## REQUIRED WORK:
Find every line with the word "Katherina" and give their count, nothing else.

===== THE RECORDS

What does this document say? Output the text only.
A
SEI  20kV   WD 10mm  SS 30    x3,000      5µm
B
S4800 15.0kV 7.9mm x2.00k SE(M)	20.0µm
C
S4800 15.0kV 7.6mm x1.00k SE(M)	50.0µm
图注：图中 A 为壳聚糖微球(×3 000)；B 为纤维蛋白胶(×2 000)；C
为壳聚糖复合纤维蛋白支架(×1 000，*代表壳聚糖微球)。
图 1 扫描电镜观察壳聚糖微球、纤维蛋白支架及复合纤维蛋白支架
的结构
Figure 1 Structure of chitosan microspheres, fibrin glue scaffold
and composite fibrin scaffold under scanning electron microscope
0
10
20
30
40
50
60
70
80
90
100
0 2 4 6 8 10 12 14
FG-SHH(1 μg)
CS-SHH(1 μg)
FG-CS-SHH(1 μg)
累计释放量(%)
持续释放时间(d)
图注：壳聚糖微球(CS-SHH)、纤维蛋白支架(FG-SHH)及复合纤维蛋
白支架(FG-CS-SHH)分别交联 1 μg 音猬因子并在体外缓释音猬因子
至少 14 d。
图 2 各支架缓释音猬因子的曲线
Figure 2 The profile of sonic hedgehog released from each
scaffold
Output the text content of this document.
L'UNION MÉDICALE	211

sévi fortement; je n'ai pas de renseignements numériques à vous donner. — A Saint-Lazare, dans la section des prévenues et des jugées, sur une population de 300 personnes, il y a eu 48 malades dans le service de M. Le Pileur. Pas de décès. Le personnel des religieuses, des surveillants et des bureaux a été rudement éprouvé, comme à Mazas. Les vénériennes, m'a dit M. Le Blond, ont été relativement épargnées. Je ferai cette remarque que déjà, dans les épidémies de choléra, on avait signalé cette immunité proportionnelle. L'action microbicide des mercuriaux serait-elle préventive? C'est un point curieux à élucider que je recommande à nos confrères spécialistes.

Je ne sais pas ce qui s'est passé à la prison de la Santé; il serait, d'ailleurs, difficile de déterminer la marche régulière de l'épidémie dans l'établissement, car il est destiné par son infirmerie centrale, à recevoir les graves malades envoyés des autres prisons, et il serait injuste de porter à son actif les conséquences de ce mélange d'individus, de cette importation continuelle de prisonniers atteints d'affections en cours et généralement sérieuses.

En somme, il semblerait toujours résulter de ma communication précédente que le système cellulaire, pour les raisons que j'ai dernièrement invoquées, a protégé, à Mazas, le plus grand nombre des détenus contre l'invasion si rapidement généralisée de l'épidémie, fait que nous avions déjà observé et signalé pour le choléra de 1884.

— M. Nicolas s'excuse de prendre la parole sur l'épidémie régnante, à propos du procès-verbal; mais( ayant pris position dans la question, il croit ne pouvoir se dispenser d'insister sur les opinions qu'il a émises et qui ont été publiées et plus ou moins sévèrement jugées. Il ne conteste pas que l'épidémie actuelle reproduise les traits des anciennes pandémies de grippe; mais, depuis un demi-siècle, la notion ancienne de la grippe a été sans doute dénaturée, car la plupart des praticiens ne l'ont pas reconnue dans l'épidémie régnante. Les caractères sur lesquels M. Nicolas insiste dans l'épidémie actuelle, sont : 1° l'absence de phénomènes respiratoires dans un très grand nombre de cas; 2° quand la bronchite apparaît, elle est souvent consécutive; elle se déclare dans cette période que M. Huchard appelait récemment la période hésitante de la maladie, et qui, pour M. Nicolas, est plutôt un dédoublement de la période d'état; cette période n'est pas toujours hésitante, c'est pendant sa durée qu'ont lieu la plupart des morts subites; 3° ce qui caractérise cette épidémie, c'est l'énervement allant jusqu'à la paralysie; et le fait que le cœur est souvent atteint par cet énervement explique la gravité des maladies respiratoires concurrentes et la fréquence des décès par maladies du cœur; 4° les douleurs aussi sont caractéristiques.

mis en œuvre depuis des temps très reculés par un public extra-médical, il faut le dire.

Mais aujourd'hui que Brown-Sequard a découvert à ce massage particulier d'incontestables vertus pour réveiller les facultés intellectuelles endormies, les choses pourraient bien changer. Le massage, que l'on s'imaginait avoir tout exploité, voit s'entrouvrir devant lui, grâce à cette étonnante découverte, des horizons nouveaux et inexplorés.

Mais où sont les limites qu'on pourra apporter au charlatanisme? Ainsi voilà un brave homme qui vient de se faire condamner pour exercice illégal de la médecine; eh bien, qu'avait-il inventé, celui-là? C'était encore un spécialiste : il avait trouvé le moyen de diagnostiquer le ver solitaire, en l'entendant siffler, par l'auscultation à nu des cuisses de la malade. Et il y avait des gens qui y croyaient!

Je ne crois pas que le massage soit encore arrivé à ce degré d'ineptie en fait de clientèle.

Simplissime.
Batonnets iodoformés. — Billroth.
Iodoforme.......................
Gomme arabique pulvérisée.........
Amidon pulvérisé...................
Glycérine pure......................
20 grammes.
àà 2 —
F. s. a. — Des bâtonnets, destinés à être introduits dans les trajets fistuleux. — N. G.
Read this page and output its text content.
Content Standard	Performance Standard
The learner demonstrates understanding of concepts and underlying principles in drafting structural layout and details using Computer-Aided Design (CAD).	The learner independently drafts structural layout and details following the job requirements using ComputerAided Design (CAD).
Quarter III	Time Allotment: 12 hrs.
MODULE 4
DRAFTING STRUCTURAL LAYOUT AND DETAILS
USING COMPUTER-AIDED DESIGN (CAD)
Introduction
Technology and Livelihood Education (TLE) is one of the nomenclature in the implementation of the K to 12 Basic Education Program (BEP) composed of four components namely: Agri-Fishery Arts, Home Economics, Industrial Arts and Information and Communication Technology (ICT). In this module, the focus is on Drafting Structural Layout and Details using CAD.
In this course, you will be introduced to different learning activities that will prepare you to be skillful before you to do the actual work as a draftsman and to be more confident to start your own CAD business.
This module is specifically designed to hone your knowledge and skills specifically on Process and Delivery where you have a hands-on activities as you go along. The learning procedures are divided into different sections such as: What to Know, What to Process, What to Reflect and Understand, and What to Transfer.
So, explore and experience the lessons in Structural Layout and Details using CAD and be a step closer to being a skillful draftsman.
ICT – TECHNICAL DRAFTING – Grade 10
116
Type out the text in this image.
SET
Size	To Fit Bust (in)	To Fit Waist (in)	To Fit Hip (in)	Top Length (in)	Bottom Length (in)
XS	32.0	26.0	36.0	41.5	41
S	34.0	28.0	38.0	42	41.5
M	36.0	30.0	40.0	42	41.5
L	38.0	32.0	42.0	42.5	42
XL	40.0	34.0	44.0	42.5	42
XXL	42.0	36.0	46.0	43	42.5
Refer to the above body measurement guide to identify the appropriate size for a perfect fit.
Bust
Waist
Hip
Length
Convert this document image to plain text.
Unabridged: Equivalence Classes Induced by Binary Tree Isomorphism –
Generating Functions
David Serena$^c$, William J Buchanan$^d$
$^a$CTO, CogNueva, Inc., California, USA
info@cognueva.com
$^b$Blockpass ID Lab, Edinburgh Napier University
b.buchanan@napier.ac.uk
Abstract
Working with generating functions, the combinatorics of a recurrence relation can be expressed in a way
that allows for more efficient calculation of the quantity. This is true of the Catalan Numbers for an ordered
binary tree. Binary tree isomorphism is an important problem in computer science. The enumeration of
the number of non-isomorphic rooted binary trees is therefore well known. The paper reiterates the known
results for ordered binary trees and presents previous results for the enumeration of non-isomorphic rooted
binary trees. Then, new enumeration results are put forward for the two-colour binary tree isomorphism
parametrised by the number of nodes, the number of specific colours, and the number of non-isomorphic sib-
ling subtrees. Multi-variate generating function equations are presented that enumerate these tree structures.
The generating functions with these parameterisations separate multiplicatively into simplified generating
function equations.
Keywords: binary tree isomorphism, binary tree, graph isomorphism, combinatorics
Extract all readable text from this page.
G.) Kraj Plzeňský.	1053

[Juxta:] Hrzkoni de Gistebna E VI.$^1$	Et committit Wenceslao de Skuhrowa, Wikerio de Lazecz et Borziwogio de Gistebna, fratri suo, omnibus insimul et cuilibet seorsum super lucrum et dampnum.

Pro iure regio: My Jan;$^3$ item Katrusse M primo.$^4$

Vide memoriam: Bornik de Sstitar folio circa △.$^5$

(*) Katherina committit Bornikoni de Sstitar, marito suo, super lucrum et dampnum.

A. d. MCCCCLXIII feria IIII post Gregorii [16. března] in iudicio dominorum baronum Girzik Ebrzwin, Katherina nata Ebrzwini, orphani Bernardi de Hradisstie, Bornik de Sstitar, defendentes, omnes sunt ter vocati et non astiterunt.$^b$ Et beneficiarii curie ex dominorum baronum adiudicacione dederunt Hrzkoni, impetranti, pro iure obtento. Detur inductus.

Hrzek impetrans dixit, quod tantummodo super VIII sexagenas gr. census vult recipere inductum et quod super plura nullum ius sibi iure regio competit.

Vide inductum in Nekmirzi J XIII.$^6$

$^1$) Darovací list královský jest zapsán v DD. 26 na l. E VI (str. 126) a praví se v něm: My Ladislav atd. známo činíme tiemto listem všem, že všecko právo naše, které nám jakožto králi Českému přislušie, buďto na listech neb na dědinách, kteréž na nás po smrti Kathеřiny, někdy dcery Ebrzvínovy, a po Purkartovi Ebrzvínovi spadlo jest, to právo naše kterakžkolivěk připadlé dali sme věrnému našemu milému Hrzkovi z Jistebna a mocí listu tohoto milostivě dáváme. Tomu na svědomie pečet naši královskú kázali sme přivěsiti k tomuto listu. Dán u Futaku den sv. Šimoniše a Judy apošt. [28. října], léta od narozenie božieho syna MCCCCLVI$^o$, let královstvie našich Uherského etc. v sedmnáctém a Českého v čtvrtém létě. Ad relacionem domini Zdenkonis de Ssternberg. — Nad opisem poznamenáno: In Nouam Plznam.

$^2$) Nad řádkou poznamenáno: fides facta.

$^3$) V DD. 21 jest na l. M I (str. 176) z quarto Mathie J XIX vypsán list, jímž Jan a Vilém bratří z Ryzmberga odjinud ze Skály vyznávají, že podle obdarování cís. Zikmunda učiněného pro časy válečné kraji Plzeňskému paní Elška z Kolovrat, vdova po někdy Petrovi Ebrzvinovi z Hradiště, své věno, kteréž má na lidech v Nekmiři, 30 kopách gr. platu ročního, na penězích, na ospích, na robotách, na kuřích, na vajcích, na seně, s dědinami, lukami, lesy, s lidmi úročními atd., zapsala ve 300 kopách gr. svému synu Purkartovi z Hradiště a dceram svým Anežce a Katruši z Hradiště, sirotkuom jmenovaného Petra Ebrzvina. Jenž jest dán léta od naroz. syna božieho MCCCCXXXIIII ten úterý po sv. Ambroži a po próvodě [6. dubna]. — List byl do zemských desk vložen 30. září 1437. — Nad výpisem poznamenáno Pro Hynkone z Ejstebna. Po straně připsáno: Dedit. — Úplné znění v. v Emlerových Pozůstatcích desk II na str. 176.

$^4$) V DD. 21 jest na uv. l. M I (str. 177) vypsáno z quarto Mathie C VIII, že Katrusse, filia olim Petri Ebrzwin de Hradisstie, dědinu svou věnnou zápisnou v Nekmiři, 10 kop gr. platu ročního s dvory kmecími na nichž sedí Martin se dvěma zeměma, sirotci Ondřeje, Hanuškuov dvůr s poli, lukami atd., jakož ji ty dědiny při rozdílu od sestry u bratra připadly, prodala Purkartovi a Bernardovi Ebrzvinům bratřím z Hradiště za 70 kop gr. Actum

==========

## THE RESULT:
2